> **Written instruction**
From the listing below, return each line that includes "Vergleichsindex".

> **Records for the task**
======

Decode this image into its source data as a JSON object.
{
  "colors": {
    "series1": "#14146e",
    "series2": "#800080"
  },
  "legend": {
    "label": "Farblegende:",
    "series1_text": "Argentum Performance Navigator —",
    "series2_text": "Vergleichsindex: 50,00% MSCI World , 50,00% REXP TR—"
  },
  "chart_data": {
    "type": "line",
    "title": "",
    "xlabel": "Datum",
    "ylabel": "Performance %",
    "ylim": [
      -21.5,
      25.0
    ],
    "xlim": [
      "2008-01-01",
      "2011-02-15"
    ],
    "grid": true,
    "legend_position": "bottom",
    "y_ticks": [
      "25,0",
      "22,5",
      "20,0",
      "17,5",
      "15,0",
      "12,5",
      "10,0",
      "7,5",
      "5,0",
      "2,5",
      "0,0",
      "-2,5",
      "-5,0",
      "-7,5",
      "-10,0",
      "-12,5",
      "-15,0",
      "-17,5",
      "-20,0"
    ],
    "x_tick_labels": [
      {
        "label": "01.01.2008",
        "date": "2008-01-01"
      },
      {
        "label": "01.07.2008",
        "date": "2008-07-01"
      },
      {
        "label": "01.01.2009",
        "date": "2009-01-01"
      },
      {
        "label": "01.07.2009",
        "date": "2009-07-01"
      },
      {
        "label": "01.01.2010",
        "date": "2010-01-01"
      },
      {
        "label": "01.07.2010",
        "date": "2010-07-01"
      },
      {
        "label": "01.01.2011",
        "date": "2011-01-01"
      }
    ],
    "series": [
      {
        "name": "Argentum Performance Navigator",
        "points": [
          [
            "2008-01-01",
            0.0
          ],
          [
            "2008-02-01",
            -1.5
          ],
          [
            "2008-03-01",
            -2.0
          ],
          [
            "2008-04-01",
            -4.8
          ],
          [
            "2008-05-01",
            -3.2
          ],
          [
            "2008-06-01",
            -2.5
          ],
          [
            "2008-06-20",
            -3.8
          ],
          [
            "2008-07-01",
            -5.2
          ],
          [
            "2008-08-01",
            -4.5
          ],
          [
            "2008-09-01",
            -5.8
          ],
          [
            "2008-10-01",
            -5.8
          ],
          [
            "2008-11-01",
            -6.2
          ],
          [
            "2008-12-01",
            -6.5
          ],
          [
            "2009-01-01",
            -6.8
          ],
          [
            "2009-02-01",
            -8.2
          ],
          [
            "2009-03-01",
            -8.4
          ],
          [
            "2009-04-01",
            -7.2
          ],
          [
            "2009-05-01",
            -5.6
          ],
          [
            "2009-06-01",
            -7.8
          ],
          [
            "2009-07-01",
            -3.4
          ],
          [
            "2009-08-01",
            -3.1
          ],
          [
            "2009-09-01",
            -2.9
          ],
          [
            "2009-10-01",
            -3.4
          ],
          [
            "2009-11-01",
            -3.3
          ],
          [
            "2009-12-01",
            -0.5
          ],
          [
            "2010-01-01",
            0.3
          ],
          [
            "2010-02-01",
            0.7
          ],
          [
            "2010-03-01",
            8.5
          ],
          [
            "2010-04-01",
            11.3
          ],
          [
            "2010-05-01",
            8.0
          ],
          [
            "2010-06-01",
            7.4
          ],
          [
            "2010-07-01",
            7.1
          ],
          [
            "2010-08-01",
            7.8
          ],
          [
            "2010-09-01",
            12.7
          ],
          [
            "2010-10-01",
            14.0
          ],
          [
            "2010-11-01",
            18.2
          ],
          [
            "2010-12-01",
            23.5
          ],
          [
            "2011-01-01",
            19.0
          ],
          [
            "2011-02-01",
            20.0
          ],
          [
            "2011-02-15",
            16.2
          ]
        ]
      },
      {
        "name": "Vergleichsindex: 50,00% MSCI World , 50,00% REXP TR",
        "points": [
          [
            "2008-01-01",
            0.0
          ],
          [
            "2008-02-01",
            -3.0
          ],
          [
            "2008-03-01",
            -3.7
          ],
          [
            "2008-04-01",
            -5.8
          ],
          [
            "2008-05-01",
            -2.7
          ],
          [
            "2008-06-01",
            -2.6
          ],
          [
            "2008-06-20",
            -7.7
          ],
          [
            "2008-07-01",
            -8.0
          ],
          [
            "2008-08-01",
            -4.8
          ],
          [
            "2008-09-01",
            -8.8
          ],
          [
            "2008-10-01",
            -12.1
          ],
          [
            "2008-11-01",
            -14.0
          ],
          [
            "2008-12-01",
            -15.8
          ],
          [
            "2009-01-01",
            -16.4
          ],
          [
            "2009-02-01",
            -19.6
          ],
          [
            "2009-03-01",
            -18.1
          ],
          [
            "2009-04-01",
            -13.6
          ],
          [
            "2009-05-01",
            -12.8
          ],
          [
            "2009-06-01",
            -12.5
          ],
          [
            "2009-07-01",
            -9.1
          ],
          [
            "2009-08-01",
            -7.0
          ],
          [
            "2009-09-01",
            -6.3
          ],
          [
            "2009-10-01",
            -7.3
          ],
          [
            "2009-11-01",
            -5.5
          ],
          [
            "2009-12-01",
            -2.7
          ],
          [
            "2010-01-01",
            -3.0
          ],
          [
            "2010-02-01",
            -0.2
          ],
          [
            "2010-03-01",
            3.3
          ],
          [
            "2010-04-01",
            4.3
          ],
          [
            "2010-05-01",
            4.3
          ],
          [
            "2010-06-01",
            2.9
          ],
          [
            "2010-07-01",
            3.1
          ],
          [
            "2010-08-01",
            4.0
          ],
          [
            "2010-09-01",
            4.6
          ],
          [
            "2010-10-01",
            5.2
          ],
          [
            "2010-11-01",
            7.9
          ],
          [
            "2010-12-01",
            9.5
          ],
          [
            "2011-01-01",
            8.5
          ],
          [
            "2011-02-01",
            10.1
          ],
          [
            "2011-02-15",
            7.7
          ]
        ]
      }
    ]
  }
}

======

> **Task result**
    "series2_text": "Vergleichsindex: 50,00% MSCI World , 50,00% REXP TR—"
        "name": "Vergleichsindex: 50,00% MSCI World , 50,00% REXP TR",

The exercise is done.